──────── RECORDS
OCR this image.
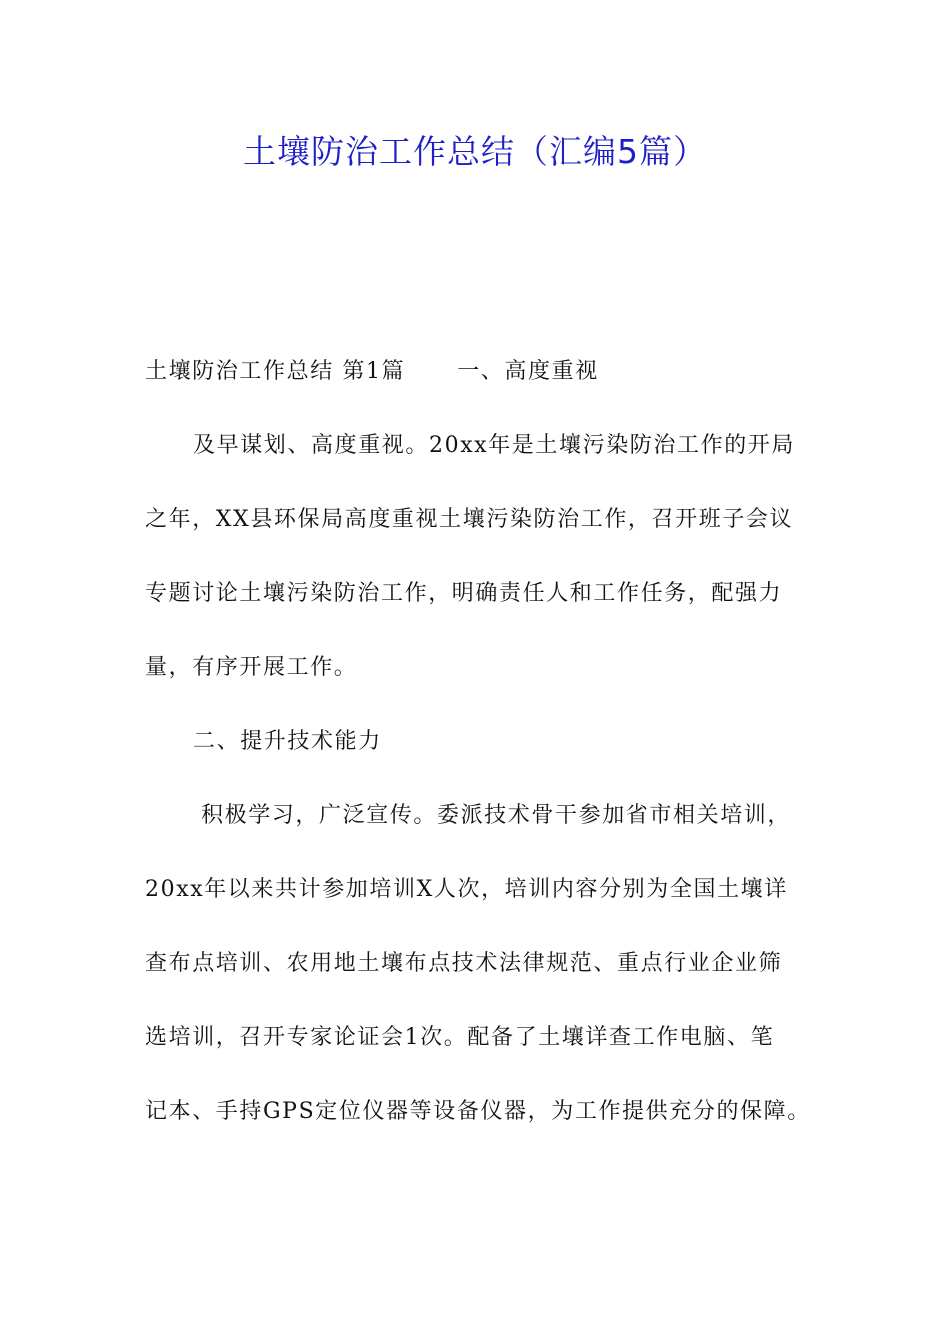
土壤防治工作总结（汇编5篇）
土壤防治工作总结 第1篇 一、高度重视
及早谋划、高度重视。20xx年是土壤污染防治工作的开局
之年，XX县环保局高度重视土壤污染防治工作，召开班子会议
专题讨论土壤污染防治工作，明确责任人和工作任务，配强力
量，有序开展工作。
二、提升技术能力
积极学习，广泛宣传。委派技术骨干参加省市相关培训，
20xx年以来共计参加培训X人次，培训内容分别为全国土壤详
查布点培训、农用地土壤布点技术法律规范、重点行业企业筛
选培训，召开专家论证会1次。配备了土壤详查工作电脑、笔
记本、手持GPS定位仪器等设备仪器，为工作提供充分的保障。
────────────────
Give back every line exactly as it stands, pictures excluded.

OCR this image.
土壤防治工作总结（汇编5篇）
土壤防治工作总结 第1篇 一、高度重视
及早谋划、高度重视。20xx年是土壤污染防治工作的开局
之年，XX县环保局高度重视土壤污染防治工作，召开班子会议
专题讨论土壤污染防治工作，明确责任人和工作任务，配强力
量，有序开展工作。
二、提升技术能力
积极学习，广泛宣传。委派技术骨干参加省市相关培训，
20xx年以来共计参加培训X人次，培训内容分别为全国土壤详
查布点培训、农用地土壤布点技术法律规范、重点行业企业筛
选培训，召开专家论证会1次。配备了土壤详查工作电脑、笔
记本、手持GPS定位仪器等设备仪器，为工作提供充分的保障。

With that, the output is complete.